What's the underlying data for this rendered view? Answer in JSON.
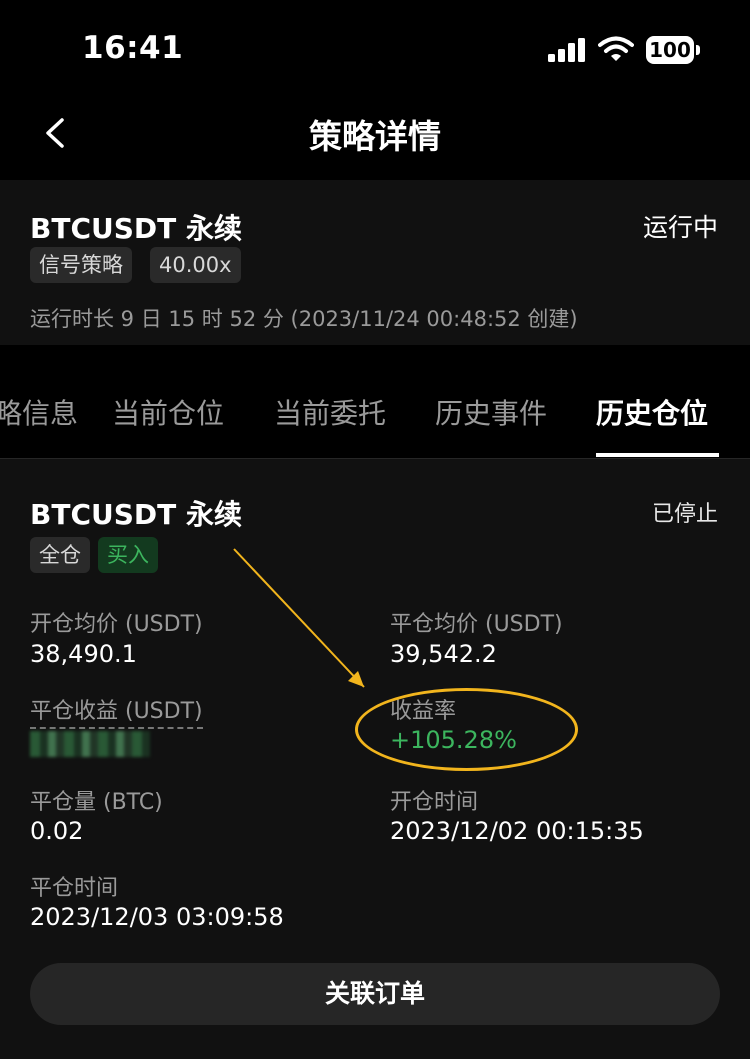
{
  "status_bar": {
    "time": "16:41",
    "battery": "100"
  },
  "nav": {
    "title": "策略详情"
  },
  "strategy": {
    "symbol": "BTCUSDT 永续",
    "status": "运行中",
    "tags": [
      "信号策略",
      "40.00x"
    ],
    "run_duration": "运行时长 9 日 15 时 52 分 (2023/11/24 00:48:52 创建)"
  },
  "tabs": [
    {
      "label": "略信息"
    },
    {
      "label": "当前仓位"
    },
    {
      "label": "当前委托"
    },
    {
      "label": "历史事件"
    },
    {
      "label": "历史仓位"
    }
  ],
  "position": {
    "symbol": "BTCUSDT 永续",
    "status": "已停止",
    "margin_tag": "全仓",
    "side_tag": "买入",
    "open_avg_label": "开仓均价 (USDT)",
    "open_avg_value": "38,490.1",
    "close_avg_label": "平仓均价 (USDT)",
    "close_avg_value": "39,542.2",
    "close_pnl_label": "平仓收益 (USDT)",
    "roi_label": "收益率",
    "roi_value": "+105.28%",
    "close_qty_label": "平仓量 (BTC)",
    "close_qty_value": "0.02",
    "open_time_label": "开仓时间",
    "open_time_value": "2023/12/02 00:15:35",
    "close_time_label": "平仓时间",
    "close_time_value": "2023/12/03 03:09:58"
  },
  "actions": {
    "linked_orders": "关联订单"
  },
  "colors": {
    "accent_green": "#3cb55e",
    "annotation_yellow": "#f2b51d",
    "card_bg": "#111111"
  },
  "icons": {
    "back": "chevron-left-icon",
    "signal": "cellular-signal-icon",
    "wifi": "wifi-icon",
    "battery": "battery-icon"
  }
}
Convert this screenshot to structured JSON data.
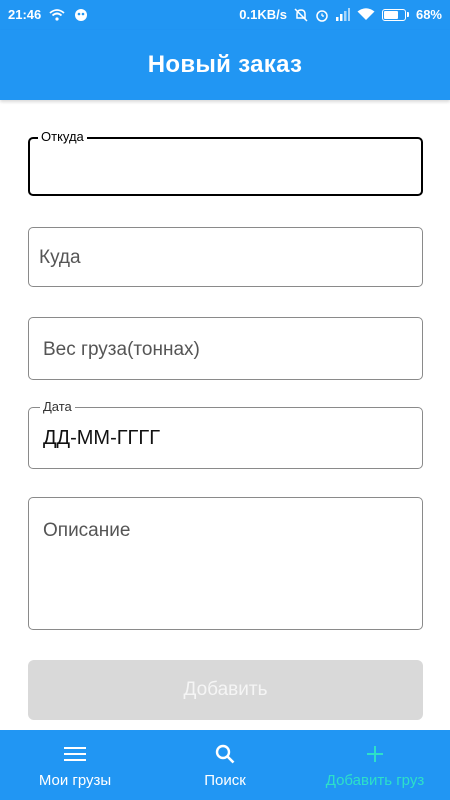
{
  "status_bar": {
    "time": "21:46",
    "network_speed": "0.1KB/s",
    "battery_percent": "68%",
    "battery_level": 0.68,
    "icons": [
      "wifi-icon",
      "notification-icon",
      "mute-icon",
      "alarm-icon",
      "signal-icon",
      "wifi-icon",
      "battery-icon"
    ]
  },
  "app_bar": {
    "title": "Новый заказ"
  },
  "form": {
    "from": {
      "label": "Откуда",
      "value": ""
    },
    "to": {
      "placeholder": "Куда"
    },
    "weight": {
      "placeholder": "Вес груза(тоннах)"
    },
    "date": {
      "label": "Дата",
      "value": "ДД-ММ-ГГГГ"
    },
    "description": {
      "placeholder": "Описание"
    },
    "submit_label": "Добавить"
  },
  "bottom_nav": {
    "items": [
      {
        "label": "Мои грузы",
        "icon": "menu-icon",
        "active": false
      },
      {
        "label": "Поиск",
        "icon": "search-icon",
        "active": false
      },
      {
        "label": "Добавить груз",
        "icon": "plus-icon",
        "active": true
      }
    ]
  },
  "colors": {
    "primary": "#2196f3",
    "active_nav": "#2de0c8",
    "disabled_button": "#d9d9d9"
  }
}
#####
▶ [What the exercise asks] Without the pictures, restate all the entries above exactly.

▶ [Written reply]
What's the underlying data for this rendered view? Answer in JSON.
{
  "status_bar": {
    "time": "16:41",
    "battery": "100"
  },
  "nav": {
    "title": "策略详情"
  },
  "strategy": {
    "symbol": "BTCUSDT 永续",
    "status": "运行中",
    "tags": [
      "信号策略",
      "40.00x"
    ],
    "run_duration": "运行时长 9 日 15 时 52 分 (2023/11/24 00:48:52 创建)"
  },
  "tabs": [
    {
      "label": "略信息"
    },
    {
      "label": "当前仓位"
    },
    {
      "label": "当前委托"
    },
    {
      "label": "历史事件"
    },
    {
      "label": "历史仓位"
    }
  ],
  "position": {
    "symbol": "BTCUSDT 永续",
    "status": "已停止",
    "margin_tag": "全仓",
    "side_tag": "买入",
    "open_avg_label": "开仓均价 (USDT)",
    "open_avg_value": "38,490.1",
    "close_avg_label": "平仓均价 (USDT)",
    "close_avg_value": "39,542.2",
    "close_pnl_label": "平仓收益 (USDT)",
    "roi_label": "收益率",
    "roi_value": "+105.28%",
    "close_qty_label": "平仓量 (BTC)",
    "close_qty_value": "0.02",
    "open_time_label": "开仓时间",
    "open_time_value": "2023/12/02 00:15:35",
    "close_time_label": "平仓时间",
    "close_time_value": "2023/12/03 03:09:58"
  },
  "actions": {
    "linked_orders": "关联订单"
  },
  "colors": {
    "accent_green": "#3cb55e",
    "annotation_yellow": "#f2b51d",
    "card_bg": "#111111"
  },
  "icons": {
    "back": "chevron-left-icon",
    "signal": "cellular-signal-icon",
    "wifi": "wifi-icon",
    "battery": "battery-icon"
  }
}
Convert this screenshot to structured JSON data.
{
  "status_bar": {
    "time": "21:46",
    "network_speed": "0.1KB/s",
    "battery_percent": "68%",
    "battery_level": 0.68,
    "icons": [
      "wifi-icon",
      "notification-icon",
      "mute-icon",
      "alarm-icon",
      "signal-icon",
      "wifi-icon",
      "battery-icon"
    ]
  },
  "app_bar": {
    "title": "Новый заказ"
  },
  "form": {
    "from": {
      "label": "Откуда",
      "value": ""
    },
    "to": {
      "placeholder": "Куда"
    },
    "weight": {
      "placeholder": "Вес груза(тоннах)"
    },
    "date": {
      "label": "Дата",
      "value": "ДД-ММ-ГГГГ"
    },
    "description": {
      "placeholder": "Описание"
    },
    "submit_label": "Добавить"
  },
  "bottom_nav": {
    "items": [
      {
        "label": "Мои грузы",
        "icon": "menu-icon",
        "active": false
      },
      {
        "label": "Поиск",
        "icon": "search-icon",
        "active": false
      },
      {
        "label": "Добавить груз",
        "icon": "plus-icon",
        "active": true
      }
    ]
  },
  "colors": {
    "primary": "#2196f3",
    "active_nav": "#2de0c8",
    "disabled_button": "#d9d9d9"
  }
}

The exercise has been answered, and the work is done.